Stored items from a collection:
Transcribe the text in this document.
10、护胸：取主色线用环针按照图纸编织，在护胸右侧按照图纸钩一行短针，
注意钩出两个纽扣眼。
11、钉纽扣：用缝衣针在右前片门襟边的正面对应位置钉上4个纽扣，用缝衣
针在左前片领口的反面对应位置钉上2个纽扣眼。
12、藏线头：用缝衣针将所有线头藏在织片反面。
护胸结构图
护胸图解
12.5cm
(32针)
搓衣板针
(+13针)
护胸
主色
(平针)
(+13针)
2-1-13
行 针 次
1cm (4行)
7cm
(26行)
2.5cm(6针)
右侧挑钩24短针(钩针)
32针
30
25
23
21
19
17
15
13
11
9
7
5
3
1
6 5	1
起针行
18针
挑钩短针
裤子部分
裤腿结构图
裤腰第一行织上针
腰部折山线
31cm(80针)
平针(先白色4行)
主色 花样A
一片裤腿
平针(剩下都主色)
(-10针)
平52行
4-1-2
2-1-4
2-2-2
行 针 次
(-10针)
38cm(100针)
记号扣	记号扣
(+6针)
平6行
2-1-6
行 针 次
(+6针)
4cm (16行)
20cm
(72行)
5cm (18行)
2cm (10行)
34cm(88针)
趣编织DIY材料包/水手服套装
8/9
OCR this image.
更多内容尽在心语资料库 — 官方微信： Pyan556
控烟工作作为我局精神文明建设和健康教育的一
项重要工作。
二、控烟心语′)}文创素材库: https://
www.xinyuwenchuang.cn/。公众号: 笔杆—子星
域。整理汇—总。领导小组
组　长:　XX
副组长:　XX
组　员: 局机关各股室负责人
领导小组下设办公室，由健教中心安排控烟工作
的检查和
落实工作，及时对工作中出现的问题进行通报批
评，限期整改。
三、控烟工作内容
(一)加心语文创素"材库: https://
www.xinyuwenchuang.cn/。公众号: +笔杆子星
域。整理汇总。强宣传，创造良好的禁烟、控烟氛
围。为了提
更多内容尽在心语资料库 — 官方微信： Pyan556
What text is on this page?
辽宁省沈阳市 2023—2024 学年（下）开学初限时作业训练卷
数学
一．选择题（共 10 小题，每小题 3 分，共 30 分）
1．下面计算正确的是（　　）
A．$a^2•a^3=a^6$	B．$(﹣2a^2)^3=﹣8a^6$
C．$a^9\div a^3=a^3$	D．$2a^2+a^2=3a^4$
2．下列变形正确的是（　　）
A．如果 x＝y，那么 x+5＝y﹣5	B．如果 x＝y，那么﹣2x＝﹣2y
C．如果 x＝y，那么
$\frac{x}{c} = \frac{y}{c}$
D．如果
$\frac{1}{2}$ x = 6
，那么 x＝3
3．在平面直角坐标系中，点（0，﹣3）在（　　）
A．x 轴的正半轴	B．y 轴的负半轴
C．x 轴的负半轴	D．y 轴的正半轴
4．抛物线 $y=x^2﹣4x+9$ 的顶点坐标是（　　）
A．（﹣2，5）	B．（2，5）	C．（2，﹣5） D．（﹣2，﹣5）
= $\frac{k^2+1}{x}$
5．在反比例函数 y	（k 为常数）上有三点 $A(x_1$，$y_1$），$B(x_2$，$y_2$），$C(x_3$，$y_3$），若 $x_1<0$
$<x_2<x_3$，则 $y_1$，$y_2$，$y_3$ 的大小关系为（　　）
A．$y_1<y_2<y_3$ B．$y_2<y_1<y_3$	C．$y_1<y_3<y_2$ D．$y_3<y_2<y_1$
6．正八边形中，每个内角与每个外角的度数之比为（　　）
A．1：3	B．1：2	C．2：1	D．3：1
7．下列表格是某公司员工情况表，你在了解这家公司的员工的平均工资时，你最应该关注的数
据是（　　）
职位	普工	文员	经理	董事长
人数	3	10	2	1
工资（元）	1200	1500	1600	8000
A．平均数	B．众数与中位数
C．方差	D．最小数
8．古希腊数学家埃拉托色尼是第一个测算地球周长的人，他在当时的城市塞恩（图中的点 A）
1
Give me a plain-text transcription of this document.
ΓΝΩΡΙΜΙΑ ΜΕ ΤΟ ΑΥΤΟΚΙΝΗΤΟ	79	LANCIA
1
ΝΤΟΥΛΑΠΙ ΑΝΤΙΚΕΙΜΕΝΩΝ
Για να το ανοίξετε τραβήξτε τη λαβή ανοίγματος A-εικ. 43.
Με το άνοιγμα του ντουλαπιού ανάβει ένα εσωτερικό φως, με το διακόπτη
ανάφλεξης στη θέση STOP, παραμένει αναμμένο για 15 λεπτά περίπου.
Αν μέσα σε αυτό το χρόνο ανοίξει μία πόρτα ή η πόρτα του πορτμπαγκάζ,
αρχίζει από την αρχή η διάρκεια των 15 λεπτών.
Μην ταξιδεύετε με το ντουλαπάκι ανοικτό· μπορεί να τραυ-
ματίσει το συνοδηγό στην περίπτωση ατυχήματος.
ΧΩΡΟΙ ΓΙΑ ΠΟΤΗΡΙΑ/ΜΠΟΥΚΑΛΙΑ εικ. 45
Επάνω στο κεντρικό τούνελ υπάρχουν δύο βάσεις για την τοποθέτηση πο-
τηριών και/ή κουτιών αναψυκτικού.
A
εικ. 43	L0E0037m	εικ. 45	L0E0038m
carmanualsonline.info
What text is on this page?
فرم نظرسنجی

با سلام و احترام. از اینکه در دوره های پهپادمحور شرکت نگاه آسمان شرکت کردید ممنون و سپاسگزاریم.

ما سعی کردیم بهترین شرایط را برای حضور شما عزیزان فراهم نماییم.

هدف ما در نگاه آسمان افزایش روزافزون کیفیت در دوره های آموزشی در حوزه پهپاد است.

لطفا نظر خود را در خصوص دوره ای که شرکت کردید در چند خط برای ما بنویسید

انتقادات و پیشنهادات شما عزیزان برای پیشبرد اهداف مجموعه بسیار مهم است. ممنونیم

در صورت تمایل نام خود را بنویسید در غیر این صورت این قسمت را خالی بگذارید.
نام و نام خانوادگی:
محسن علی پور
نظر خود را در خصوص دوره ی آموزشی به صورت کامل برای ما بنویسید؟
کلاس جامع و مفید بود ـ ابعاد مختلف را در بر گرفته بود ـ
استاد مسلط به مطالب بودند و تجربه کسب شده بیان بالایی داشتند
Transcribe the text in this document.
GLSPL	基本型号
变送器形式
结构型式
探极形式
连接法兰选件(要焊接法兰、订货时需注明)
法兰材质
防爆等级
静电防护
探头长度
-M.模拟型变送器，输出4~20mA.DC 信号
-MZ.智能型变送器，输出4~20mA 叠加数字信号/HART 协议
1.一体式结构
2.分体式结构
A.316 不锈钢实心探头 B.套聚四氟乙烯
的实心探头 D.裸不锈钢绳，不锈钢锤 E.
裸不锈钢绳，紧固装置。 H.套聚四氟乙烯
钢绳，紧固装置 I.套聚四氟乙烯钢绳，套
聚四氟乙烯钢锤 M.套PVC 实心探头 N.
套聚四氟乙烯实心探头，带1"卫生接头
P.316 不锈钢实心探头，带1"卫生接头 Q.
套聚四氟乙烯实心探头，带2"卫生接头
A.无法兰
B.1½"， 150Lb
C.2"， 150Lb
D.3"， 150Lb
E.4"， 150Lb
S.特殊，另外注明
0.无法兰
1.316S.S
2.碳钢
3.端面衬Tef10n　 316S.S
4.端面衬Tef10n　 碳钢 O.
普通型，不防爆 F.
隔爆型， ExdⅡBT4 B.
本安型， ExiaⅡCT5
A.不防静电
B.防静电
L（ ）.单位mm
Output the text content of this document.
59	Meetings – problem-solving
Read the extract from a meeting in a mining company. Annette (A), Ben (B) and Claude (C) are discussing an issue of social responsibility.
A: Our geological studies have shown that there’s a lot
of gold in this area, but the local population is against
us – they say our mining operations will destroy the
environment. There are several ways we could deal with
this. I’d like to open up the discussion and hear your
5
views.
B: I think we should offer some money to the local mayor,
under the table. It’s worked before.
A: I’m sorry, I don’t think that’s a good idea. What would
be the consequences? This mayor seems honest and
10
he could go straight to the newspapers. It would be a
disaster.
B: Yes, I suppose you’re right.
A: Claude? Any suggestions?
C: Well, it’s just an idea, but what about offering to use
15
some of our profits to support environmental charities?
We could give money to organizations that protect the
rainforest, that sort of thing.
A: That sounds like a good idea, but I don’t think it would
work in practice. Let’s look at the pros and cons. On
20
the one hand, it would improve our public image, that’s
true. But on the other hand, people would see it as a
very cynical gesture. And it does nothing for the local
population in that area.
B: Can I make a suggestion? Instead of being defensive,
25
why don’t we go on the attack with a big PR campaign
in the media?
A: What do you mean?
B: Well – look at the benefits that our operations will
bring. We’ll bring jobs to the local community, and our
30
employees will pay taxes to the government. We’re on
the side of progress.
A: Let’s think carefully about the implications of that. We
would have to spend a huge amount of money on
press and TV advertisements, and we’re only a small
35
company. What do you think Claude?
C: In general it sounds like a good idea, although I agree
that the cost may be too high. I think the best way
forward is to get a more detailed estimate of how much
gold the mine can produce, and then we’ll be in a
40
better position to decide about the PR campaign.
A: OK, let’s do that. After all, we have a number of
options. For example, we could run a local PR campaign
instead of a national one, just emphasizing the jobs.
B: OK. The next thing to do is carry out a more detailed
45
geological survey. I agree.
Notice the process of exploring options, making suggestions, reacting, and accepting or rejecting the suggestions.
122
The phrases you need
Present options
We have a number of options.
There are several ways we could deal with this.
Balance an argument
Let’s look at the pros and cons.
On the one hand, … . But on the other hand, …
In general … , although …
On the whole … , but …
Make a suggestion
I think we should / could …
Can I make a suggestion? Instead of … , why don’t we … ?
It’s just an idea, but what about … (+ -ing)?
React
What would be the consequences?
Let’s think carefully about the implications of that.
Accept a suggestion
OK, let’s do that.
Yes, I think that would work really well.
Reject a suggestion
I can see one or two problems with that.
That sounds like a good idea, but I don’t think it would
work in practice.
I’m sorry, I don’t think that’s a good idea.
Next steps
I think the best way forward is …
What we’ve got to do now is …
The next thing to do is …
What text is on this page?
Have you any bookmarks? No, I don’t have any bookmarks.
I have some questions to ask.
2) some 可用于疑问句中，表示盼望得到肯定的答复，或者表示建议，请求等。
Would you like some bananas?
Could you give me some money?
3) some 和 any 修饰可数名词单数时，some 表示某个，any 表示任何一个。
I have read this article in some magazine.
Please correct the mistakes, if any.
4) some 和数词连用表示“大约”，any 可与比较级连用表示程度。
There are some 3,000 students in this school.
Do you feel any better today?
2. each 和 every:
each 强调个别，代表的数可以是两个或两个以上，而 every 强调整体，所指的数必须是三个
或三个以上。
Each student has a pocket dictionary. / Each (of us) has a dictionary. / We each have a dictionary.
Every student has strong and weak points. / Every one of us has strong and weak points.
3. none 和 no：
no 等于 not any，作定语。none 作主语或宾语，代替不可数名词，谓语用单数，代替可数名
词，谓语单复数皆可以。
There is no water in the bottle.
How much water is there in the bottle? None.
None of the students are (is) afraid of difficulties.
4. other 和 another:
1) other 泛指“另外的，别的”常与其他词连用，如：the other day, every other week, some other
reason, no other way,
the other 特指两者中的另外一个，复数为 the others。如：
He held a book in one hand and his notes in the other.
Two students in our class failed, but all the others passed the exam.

_WHAT THE TASK REQUIRES_.
Give nothing but the number of lines containing the string "pros".

_WRITTEN SOLUTION_.
2